* Extracted material:
• • • • • • •

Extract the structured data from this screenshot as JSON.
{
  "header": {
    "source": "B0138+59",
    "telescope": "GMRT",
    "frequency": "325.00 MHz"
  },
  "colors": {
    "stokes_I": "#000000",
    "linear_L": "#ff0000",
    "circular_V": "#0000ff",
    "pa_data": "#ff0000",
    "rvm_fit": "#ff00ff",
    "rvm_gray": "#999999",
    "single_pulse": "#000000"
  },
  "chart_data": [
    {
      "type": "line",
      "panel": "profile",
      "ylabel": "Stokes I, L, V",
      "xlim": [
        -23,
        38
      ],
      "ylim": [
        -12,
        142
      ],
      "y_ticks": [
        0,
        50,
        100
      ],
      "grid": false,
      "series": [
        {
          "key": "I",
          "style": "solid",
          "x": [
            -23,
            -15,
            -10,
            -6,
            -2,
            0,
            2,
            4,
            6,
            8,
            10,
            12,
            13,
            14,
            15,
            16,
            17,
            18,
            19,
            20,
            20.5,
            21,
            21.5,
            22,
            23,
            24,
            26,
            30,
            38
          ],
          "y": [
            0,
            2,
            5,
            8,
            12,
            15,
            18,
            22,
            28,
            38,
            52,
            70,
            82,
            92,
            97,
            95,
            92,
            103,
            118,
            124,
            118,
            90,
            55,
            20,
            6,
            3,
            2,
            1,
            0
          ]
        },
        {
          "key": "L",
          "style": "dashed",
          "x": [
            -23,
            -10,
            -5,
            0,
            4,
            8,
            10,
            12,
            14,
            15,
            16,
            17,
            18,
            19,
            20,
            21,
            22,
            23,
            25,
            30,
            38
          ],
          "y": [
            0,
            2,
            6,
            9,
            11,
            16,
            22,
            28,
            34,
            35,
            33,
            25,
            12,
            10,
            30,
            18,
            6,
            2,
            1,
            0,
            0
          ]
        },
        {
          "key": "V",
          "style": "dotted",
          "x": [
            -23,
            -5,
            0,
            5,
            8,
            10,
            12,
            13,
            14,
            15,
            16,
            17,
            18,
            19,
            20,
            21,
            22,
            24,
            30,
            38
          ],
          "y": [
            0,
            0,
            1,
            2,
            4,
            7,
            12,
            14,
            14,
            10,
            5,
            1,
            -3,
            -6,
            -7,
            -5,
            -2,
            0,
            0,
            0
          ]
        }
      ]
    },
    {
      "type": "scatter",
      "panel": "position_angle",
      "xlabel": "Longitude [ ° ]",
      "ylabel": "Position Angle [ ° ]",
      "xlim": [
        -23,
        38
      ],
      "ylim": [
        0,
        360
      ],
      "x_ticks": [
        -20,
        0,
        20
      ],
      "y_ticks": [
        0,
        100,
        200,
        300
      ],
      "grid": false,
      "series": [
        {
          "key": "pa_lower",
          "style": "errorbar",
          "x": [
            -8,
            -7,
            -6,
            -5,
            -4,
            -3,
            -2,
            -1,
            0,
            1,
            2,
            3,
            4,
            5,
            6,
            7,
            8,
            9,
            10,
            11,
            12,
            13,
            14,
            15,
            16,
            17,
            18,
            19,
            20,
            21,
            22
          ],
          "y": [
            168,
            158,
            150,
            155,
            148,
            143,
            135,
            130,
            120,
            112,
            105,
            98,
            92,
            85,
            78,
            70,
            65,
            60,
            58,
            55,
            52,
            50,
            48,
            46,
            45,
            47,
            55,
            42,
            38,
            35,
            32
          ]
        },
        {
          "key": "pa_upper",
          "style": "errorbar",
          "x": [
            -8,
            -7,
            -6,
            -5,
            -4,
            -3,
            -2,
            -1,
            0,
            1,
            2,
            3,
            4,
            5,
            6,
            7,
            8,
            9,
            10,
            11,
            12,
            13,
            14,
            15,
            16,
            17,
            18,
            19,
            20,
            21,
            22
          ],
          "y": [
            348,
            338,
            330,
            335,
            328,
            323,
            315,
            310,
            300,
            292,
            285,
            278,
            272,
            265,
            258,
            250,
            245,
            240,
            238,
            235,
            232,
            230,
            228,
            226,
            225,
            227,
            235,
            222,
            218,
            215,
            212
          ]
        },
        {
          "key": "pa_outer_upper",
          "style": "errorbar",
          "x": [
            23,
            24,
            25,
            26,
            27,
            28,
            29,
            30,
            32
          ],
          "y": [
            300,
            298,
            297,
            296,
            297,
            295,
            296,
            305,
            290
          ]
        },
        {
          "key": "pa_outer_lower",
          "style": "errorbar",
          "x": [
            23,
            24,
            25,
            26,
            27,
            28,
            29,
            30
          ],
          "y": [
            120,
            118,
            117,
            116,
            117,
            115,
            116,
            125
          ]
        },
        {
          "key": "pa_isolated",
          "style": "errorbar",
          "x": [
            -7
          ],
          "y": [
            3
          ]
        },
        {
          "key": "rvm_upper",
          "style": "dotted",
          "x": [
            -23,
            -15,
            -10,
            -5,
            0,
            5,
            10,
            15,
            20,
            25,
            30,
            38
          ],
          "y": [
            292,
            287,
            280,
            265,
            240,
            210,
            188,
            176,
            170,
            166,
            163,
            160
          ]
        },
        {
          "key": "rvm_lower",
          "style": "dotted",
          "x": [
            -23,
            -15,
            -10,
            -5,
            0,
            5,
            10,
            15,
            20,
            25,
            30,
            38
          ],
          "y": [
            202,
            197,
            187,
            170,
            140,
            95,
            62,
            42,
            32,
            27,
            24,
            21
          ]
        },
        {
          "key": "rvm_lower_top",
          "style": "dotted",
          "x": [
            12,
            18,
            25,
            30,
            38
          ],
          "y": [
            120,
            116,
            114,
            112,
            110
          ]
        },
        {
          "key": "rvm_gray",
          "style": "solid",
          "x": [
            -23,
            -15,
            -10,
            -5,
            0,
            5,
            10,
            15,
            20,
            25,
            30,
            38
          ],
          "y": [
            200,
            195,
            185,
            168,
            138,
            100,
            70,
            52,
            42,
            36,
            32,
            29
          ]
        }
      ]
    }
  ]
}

• • • • • • •

* Exercise prompt:
Look for lines containing the string "ylabel" and copy them all.

* Complete answer:
      "ylabel": "Stokes I, L, V",
      "ylabel": "Position Angle [ ° ]",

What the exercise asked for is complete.